Data entries —
###

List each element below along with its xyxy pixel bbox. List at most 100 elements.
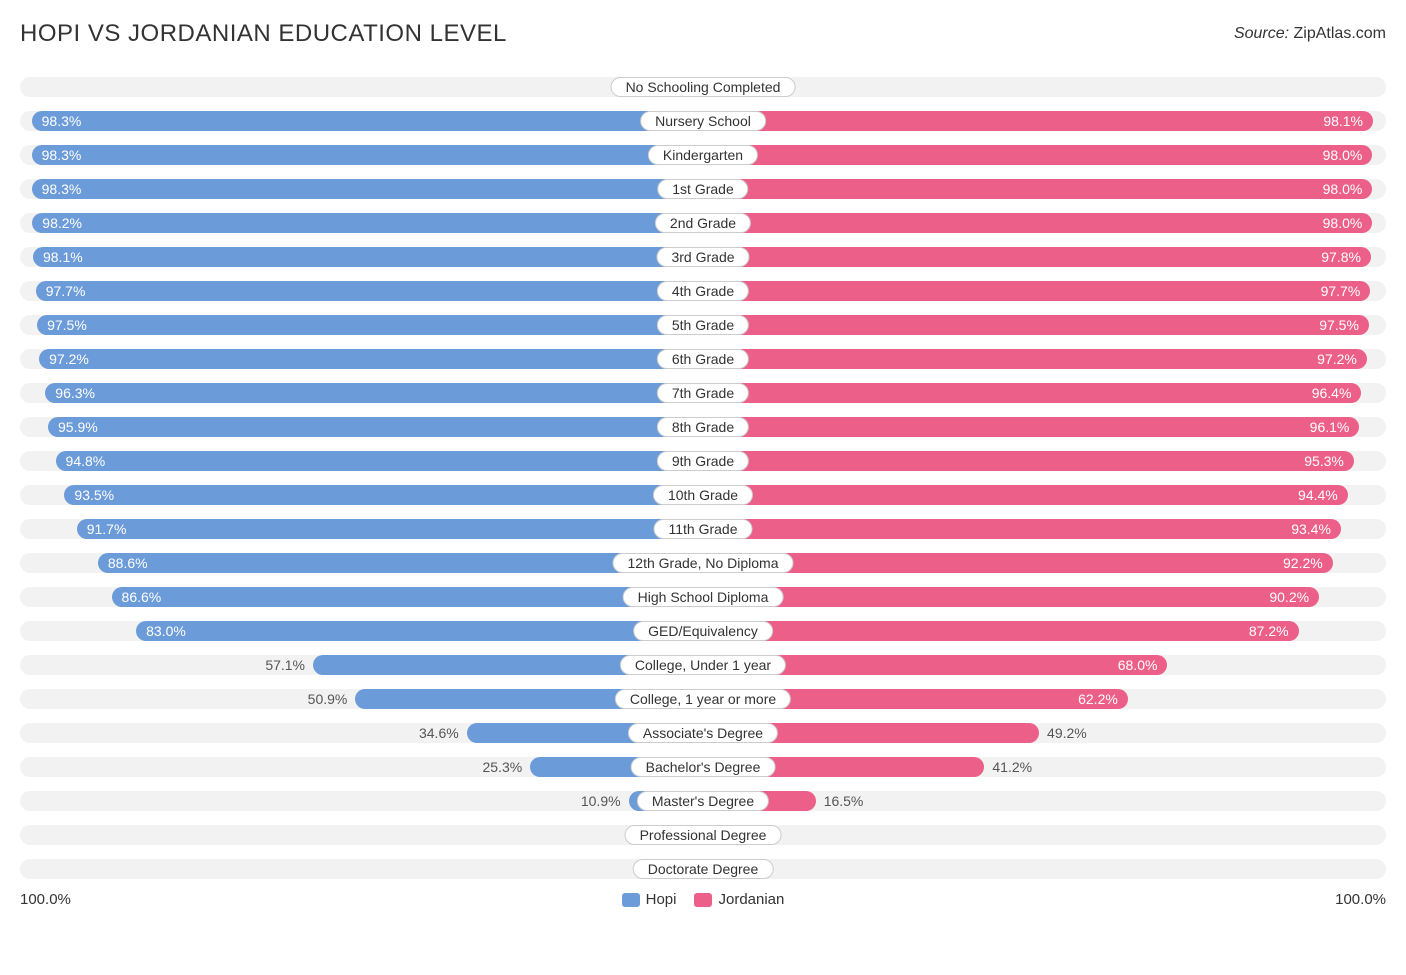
row-right-half: 96.4% [703, 379, 1386, 407]
row-right-half: 87.2% [703, 617, 1386, 645]
row-left-half: 97.2% [20, 345, 703, 373]
category-label: Bachelor's Degree [631, 757, 776, 777]
value-label-left: 34.6% [419, 725, 459, 741]
row-left-half: 3.6% [20, 821, 703, 849]
chart-row: 57.1% 68.0% College, Under 1 year [20, 651, 1386, 679]
row-left-half: 94.8% [20, 447, 703, 475]
category-label: Associate's Degree [628, 723, 778, 743]
row-right-half: 97.8% [703, 243, 1386, 271]
row-right-half: 98.0% [703, 141, 1386, 169]
value-label-left: 57.1% [265, 657, 305, 673]
value-label-right: 96.1% [1310, 419, 1350, 435]
value-label-right: 95.3% [1304, 453, 1344, 469]
value-label-left: 50.9% [308, 691, 348, 707]
chart-legend: Hopi Jordanian [622, 891, 785, 908]
bar-right [703, 553, 1333, 573]
chart-row: 83.0%87.2%GED/Equivalency [20, 617, 1386, 645]
value-label-left: 86.6% [122, 589, 162, 605]
value-label-right: 41.2% [992, 759, 1032, 775]
chart-row: 96.3%96.4%7th Grade [20, 379, 1386, 407]
bar-right [703, 519, 1341, 539]
row-right-half: 68.0% [703, 651, 1386, 679]
category-label: Nursery School [640, 111, 766, 131]
value-label-left: 93.5% [74, 487, 114, 503]
category-label: College, Under 1 year [620, 655, 786, 675]
bar-left [64, 485, 703, 505]
row-right-half: 90.2% [703, 583, 1386, 611]
value-label-right: 62.2% [1078, 691, 1118, 707]
row-right-half: 94.4% [703, 481, 1386, 509]
row-left-half: 96.3% [20, 379, 703, 407]
chart-row: 98.1%97.8%3rd Grade [20, 243, 1386, 271]
bar-left [56, 451, 703, 471]
bar-left [77, 519, 703, 539]
value-label-left: 91.7% [87, 521, 127, 537]
value-label-right: 68.0% [1118, 657, 1158, 673]
row-right-half: 98.0% [703, 175, 1386, 203]
value-label-right: 49.2% [1047, 725, 1087, 741]
bar-right [703, 213, 1372, 233]
axis-right-label: 100.0% [1335, 891, 1386, 908]
row-right-half: 4.7% [703, 821, 1386, 849]
row-left-half: 98.3% [20, 175, 703, 203]
bar-left [112, 587, 703, 607]
bar-left [39, 349, 703, 369]
bar-left [45, 383, 703, 403]
row-left-half: 95.9% [20, 413, 703, 441]
bar-right [703, 145, 1372, 165]
value-label-right: 98.0% [1323, 147, 1363, 163]
row-right-half: 62.2% [703, 685, 1386, 713]
category-label: 11th Grade [653, 519, 752, 539]
row-left-half: 98.2% [20, 209, 703, 237]
value-label-right: 97.7% [1321, 283, 1361, 299]
legend-swatch-right [694, 893, 712, 907]
row-right-half: 92.2% [703, 549, 1386, 577]
chart-title: HOPI VS JORDANIAN EDUCATION LEVEL [20, 20, 507, 48]
value-label-left: 97.7% [46, 283, 86, 299]
value-label-right: 94.4% [1298, 487, 1338, 503]
bar-left [36, 281, 703, 301]
row-left-half: 88.6% [20, 549, 703, 577]
value-label-right: 16.5% [824, 793, 864, 809]
category-label: High School Diploma [623, 587, 784, 607]
row-left-half: 91.7% [20, 515, 703, 543]
bar-right [703, 587, 1319, 607]
bar-right [703, 179, 1372, 199]
category-label: Kindergarten [648, 145, 758, 165]
row-left-half: 97.5% [20, 311, 703, 339]
value-label-left: 10.9% [581, 793, 621, 809]
bar-right [703, 247, 1371, 267]
bar-right [703, 451, 1354, 471]
row-right-half: 95.3% [703, 447, 1386, 475]
row-left-half: 98.1% [20, 243, 703, 271]
chart-row: 86.6% 90.2%High School Diploma [20, 583, 1386, 611]
chart-row: 1.6%2.0%Doctorate Degree [20, 855, 1386, 883]
value-label-right: 98.0% [1323, 181, 1363, 197]
chart-row: 34.6% 49.2% Associate's Degree [20, 719, 1386, 747]
bar-right [703, 621, 1299, 641]
value-label-left: 88.6% [108, 555, 148, 571]
row-left-half: 34.6% [20, 719, 703, 747]
row-left-half: 86.6% [20, 583, 703, 611]
source-label: Source: [1234, 25, 1289, 42]
value-label-right: 98.1% [1323, 113, 1363, 129]
chart-source: Source: ZipAtlas.com [1234, 25, 1386, 43]
chart-row: 95.9%96.1%8th Grade [20, 413, 1386, 441]
row-left-half: 50.9% [20, 685, 703, 713]
bar-left [32, 145, 703, 165]
bar-left [32, 111, 703, 131]
value-label-left: 94.8% [66, 453, 106, 469]
bar-left [32, 179, 703, 199]
legend-swatch-left [622, 893, 640, 907]
category-label: 9th Grade [657, 451, 749, 471]
value-label-right: 93.4% [1291, 521, 1331, 537]
category-label: Doctorate Degree [633, 859, 774, 879]
category-label: 3rd Grade [656, 247, 749, 267]
row-right-half: 2.0% [703, 855, 1386, 883]
bar-left [48, 417, 703, 437]
chart-row: 50.9%62.2%College, 1 year or more [20, 685, 1386, 713]
legend-item-right: Jordanian [694, 891, 784, 908]
bar-left [32, 213, 703, 233]
row-right-half: 93.4% [703, 515, 1386, 543]
category-label: 10th Grade [653, 485, 753, 505]
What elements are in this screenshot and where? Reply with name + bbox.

###

Exercise aim — Rename "category-label" to "category-name" throughout all of the entries above. Keep everything else the same, and omit the pictures from your answer.

Expected answer —
List each element below along with its xyxy pixel bbox. List at most 100 elements.
row-right-half: 96.4% [703, 379, 1386, 407]
row-right-half: 87.2% [703, 617, 1386, 645]
row-left-half: 97.2% [20, 345, 703, 373]
category-name: Bachelor's Degree [631, 757, 776, 777]
value-label-left: 34.6% [419, 725, 459, 741]
row-left-half: 3.6% [20, 821, 703, 849]
chart-row: 57.1% 68.0% College, Under 1 year [20, 651, 1386, 679]
row-left-half: 94.8% [20, 447, 703, 475]
category-name: Associate's Degree [628, 723, 778, 743]
row-right-half: 97.8% [703, 243, 1386, 271]
row-right-half: 98.0% [703, 141, 1386, 169]
value-label-left: 57.1% [265, 657, 305, 673]
value-label-right: 96.1% [1310, 419, 1350, 435]
value-label-right: 95.3% [1304, 453, 1344, 469]
value-label-left: 50.9% [308, 691, 348, 707]
chart-legend: Hopi Jordanian [622, 891, 785, 908]
bar-right [703, 553, 1333, 573]
chart-row: 83.0%87.2%GED/Equivalency [20, 617, 1386, 645]
value-label-left: 86.6% [122, 589, 162, 605]
value-label-right: 41.2% [992, 759, 1032, 775]
chart-row: 96.3%96.4%7th Grade [20, 379, 1386, 407]
bar-right [703, 519, 1341, 539]
row-right-half: 68.0% [703, 651, 1386, 679]
category-name: Nursery School [640, 111, 766, 131]
value-label-left: 93.5% [74, 487, 114, 503]
category-name: College, Under 1 year [620, 655, 786, 675]
bar-left [64, 485, 703, 505]
row-right-half: 90.2% [703, 583, 1386, 611]
value-label-right: 62.2% [1078, 691, 1118, 707]
row-right-half: 94.4% [703, 481, 1386, 509]
row-left-half: 96.3% [20, 379, 703, 407]
chart-row: 98.1%97.8%3rd Grade [20, 243, 1386, 271]
bar-left [56, 451, 703, 471]
bar-left [77, 519, 703, 539]
value-label-left: 91.7% [87, 521, 127, 537]
value-label-right: 68.0% [1118, 657, 1158, 673]
row-right-half: 98.0% [703, 175, 1386, 203]
value-label-right: 49.2% [1047, 725, 1087, 741]
bar-right [703, 213, 1372, 233]
axis-right-label: 100.0% [1335, 891, 1386, 908]
row-right-half: 4.7% [703, 821, 1386, 849]
row-left-half: 98.3% [20, 175, 703, 203]
bar-left [112, 587, 703, 607]
bar-left [39, 349, 703, 369]
bar-left [45, 383, 703, 403]
row-left-half: 95.9% [20, 413, 703, 441]
bar-right [703, 145, 1372, 165]
value-label-right: 98.0% [1323, 147, 1363, 163]
row-right-half: 62.2% [703, 685, 1386, 713]
category-name: 11th Grade [653, 519, 752, 539]
row-left-half: 98.2% [20, 209, 703, 237]
value-label-right: 97.7% [1321, 283, 1361, 299]
legend-swatch-right [694, 893, 712, 907]
row-right-half: 92.2% [703, 549, 1386, 577]
chart-title: HOPI VS JORDANIAN EDUCATION LEVEL [20, 20, 507, 48]
value-label-left: 97.7% [46, 283, 86, 299]
value-label-right: 94.4% [1298, 487, 1338, 503]
bar-left [36, 281, 703, 301]
row-left-half: 88.6% [20, 549, 703, 577]
value-label-right: 16.5% [824, 793, 864, 809]
category-name: High School Diploma [623, 587, 784, 607]
row-left-half: 91.7% [20, 515, 703, 543]
bar-right [703, 587, 1319, 607]
bar-right [703, 179, 1372, 199]
category-name: Kindergarten [648, 145, 758, 165]
row-left-half: 97.5% [20, 311, 703, 339]
value-label-left: 10.9% [581, 793, 621, 809]
bar-right [703, 247, 1371, 267]
bar-right [703, 451, 1354, 471]
row-right-half: 95.3% [703, 447, 1386, 475]
row-left-half: 98.1% [20, 243, 703, 271]
chart-row: 86.6% 90.2%High School Diploma [20, 583, 1386, 611]
chart-row: 1.6%2.0%Doctorate Degree [20, 855, 1386, 883]
value-label-right: 98.0% [1323, 181, 1363, 197]
chart-row: 34.6% 49.2% Associate's Degree [20, 719, 1386, 747]
bar-right [703, 621, 1299, 641]
value-label-left: 88.6% [108, 555, 148, 571]
row-left-half: 34.6% [20, 719, 703, 747]
row-left-half: 86.6% [20, 583, 703, 611]
source-label: Source: [1234, 25, 1289, 42]
value-label-right: 98.1% [1323, 113, 1363, 129]
chart-source: Source: ZipAtlas.com [1234, 25, 1386, 43]
chart-row: 95.9%96.1%8th Grade [20, 413, 1386, 441]
row-left-half: 50.9% [20, 685, 703, 713]
bar-left [32, 145, 703, 165]
bar-left [32, 111, 703, 131]
value-label-left: 94.8% [66, 453, 106, 469]
bar-left [32, 179, 703, 199]
legend-swatch-left [622, 893, 640, 907]
category-name: 9th Grade [657, 451, 749, 471]
value-label-right: 93.4% [1291, 521, 1331, 537]
category-name: Doctorate Degree [633, 859, 774, 879]
category-name: 3rd Grade [656, 247, 749, 267]
row-right-half: 2.0% [703, 855, 1386, 883]
bar-left [48, 417, 703, 437]
chart-row: 50.9%62.2%College, 1 year or more [20, 685, 1386, 713]
legend-item-right: Jordanian [694, 891, 784, 908]
bar-left [32, 213, 703, 233]
row-right-half: 93.4% [703, 515, 1386, 543]
category-name: 10th Grade [653, 485, 753, 505]
What elements are in this screenshot and where? Reply with name + bbox.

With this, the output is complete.